[Items from a data source]
:::::

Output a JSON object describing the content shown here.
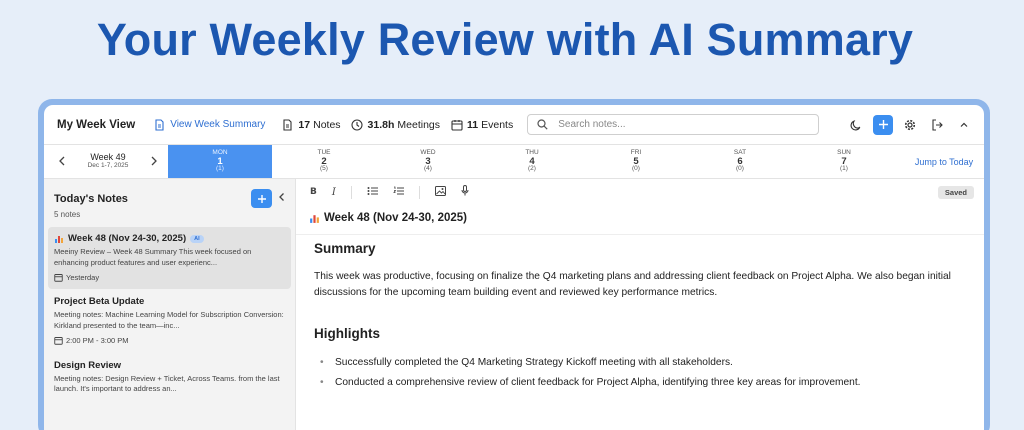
{
  "headline": "Your Weekly Review with AI Summary",
  "topbar": {
    "app_title": "My Week View",
    "summary_link": "View Week Summary",
    "notes_count": "17",
    "notes_label": "Notes",
    "meetings_hours": "31.8h",
    "meetings_label": "Meetings",
    "events_count": "11",
    "events_label": "Events",
    "search_placeholder": "Search notes..."
  },
  "week": {
    "label": "Week 49",
    "dates": "Dec 1-7, 2025",
    "jump_label": "Jump to Today",
    "days": [
      {
        "name": "MON",
        "date": "1",
        "count": "(1)",
        "selected": true
      },
      {
        "name": "TUE",
        "date": "2",
        "count": "(5)"
      },
      {
        "name": "WED",
        "date": "3",
        "count": "(4)"
      },
      {
        "name": "THU",
        "date": "4",
        "count": "(2)"
      },
      {
        "name": "FRI",
        "date": "5",
        "count": "(0)"
      },
      {
        "name": "SAT",
        "date": "6",
        "count": "(0)"
      },
      {
        "name": "SUN",
        "date": "7",
        "count": "(1)"
      }
    ]
  },
  "sidebar": {
    "title": "Today's Notes",
    "count": "5 notes",
    "notes": [
      {
        "title": "Week 48 (Nov 24-30, 2025)",
        "badge": "AI",
        "text": "Meeiny Review – Week 48 Summary This week focused on enhancing product features and user experienc...",
        "meta": "Yesterday"
      },
      {
        "title": "Project Beta Update",
        "text": "Meeting notes: Machine Learning Model for Subscription Conversion: Kirkland presented to the team—inc...",
        "meta": "2:00 PM - 3:00 PM"
      },
      {
        "title": "Design Review",
        "text": "Meeting notes: Design Review + Ticket, Across Teams. from the last launch. It's important to address an..."
      }
    ]
  },
  "editor": {
    "saved_label": "Saved",
    "doc_title": "Week 48 (Nov 24-30, 2025)",
    "summary_heading": "Summary",
    "summary_text": "This week was productive, focusing on finalize the Q4 marketing plans and addressing client feedback on Project Alpha. We also began initial discussions for the upcoming team building event and reviewed key performance metrics.",
    "highlights_heading": "Highlights",
    "highlights": [
      "Successfully completed the Q4 Marketing Strategy Kickoff meeting with all stakeholders.",
      "Conducted a comprehensive review of client feedback for Project Alpha, identifying three key areas for improvement."
    ]
  },
  "colors": {
    "accent": "#3b8ef0",
    "headline": "#1c57b0",
    "frame": "#8fb6ea"
  }
}
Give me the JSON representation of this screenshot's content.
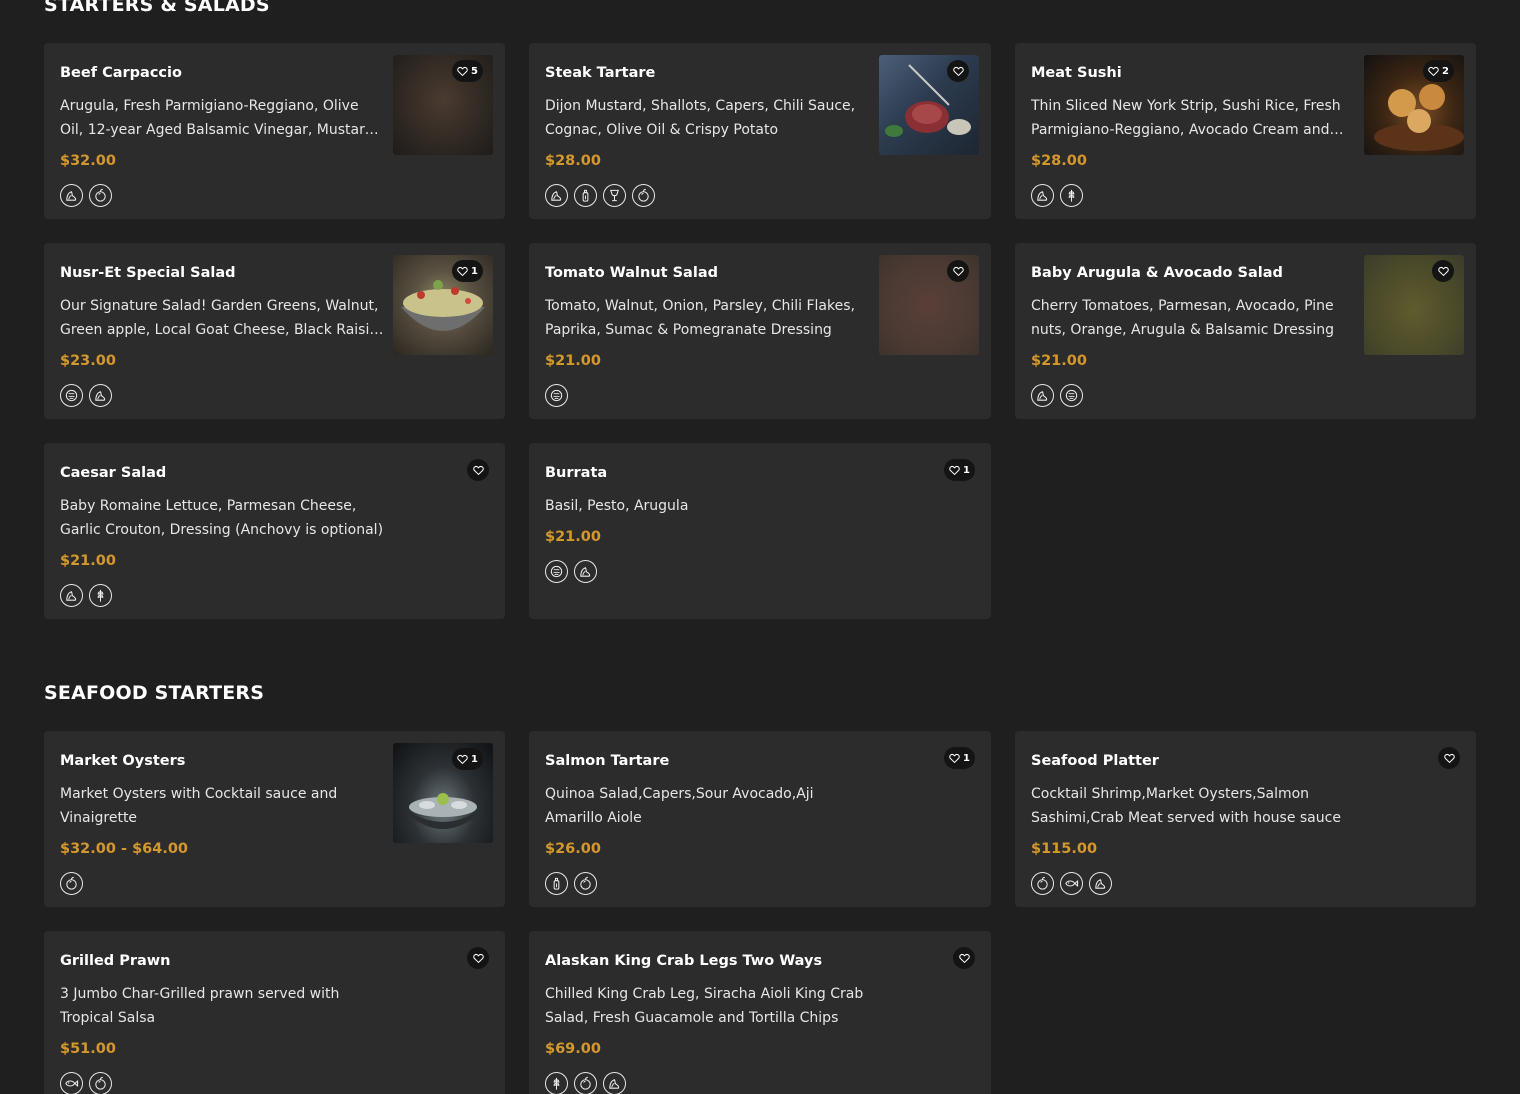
{
  "sections": [
    {
      "title": "STARTERS & SALADS",
      "items": [
        {
          "name": "Beef Carpaccio",
          "desc": "Arugula, Fresh Parmigiano-Reggiano, Olive Oil, 12-year Aged Balsamic Vinegar, Mustard, Salt & Pepper",
          "price": "$32.00",
          "likes": "5"
        },
        {
          "name": "Steak Tartare",
          "desc": "Dijon Mustard, Shallots, Capers, Chili Sauce, Cognac, Olive Oil & Crispy Potato",
          "price": "$28.00",
          "likes": ""
        },
        {
          "name": "Meat Sushi",
          "desc": "Thin Sliced New York Strip, Sushi Rice, Fresh Parmigiano-Reggiano, Avocado Cream and Truffle",
          "price": "$28.00",
          "likes": "2"
        },
        {
          "name": "Nusr-Et Special Salad",
          "desc": "Our Signature Salad! Garden Greens, Walnut, Green apple, Local Goat Cheese, Black Raisin, Pomegranate",
          "price": "$23.00",
          "likes": "1"
        },
        {
          "name": "Tomato Walnut Salad",
          "desc": "Tomato, Walnut, Onion, Parsley, Chili Flakes, Paprika, Sumac & Pomegranate Dressing",
          "price": "$21.00",
          "likes": ""
        },
        {
          "name": "Baby Arugula & Avocado Salad",
          "desc": "Cherry Tomatoes, Parmesan, Avocado, Pine nuts, Orange, Arugula & Balsamic Dressing",
          "price": "$21.00",
          "likes": ""
        },
        {
          "name": "Caesar Salad",
          "desc": "Baby Romaine Lettuce, Parmesan Cheese, Garlic Crouton, Dressing (Anchovy is optional)",
          "price": "$21.00",
          "likes": ""
        },
        {
          "name": "Burrata",
          "desc": "Basil, Pesto, Arugula",
          "price": "$21.00",
          "likes": "1"
        }
      ]
    },
    {
      "title": "SEAFOOD STARTERS",
      "items": [
        {
          "name": "Market Oysters",
          "desc": "Market Oysters with Cocktail sauce and Vinaigrette",
          "price": "$32.00 - $64.00",
          "likes": "1"
        },
        {
          "name": "Salmon Tartare",
          "desc": "Quinoa Salad,Capers,Sour Avocado,Aji Amarillo Aiole",
          "price": "$26.00",
          "likes": "1"
        },
        {
          "name": "Seafood Platter",
          "desc": "Cocktail Shrimp,Market Oysters,Salmon Sashimi,Crab Meat served with house sauce",
          "price": "$115.00",
          "likes": ""
        },
        {
          "name": "Grilled Prawn",
          "desc": "3 Jumbo Char-Grilled prawn served with Tropical Salsa",
          "price": "$51.00",
          "likes": ""
        },
        {
          "name": "Alaskan King Crab Legs Two Ways",
          "desc": "Chilled King Crab Leg, Siracha Aioli King Crab Salad, Fresh Guacamole and Tortilla Chips",
          "price": "$69.00",
          "likes": ""
        }
      ]
    }
  ],
  "icons": {
    "beef_carpaccio": [
      "dairy-icon",
      "mustard-icon"
    ],
    "steak_tartare": [
      "dairy-icon",
      "celery-icon",
      "alcohol-icon",
      "mustard-icon"
    ],
    "meat_sushi": [
      "dairy-icon",
      "gluten-icon"
    ],
    "nusret_salad": [
      "nuts-icon",
      "dairy-icon"
    ],
    "tomato_walnut": [
      "nuts-icon"
    ],
    "arugula_avocado": [
      "dairy-icon",
      "nuts-icon"
    ],
    "caesar": [
      "dairy-icon",
      "gluten-icon"
    ],
    "burrata": [
      "nuts-icon",
      "dairy-icon"
    ],
    "oysters": [
      "mustard-icon"
    ],
    "salmon_tartare": [
      "celery-icon",
      "mustard-icon"
    ],
    "seafood_platter": [
      "mustard-icon",
      "fish-icon",
      "dairy-icon"
    ],
    "grilled_prawn": [
      "fish-icon",
      "mustard-icon"
    ],
    "king_crab": [
      "gluten-icon",
      "mustard-icon",
      "dairy-icon"
    ]
  },
  "colors": {
    "background": "#1f1f1f",
    "card": "#2c2c2c",
    "price": "#d4982d"
  }
}
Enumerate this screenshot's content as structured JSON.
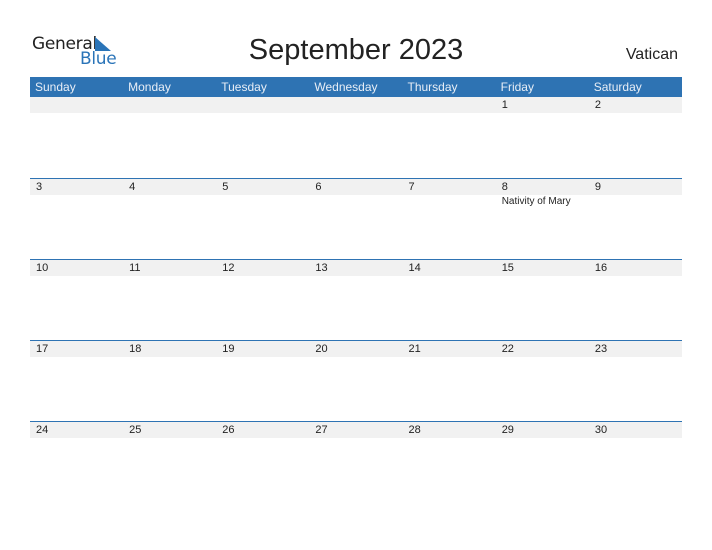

:::::

- **Description of the task**
Filter the data for the string "Capers" and copy every line that has it.

- **Output**
          "desc": "Dijon Mustard, Shallots, Capers, Chili Sauce, Cognac, Olive Oil & Crispy Potato",
          "desc": "Quinoa Salad,Capers,Sour Avocado,Aji Amarillo Aiole",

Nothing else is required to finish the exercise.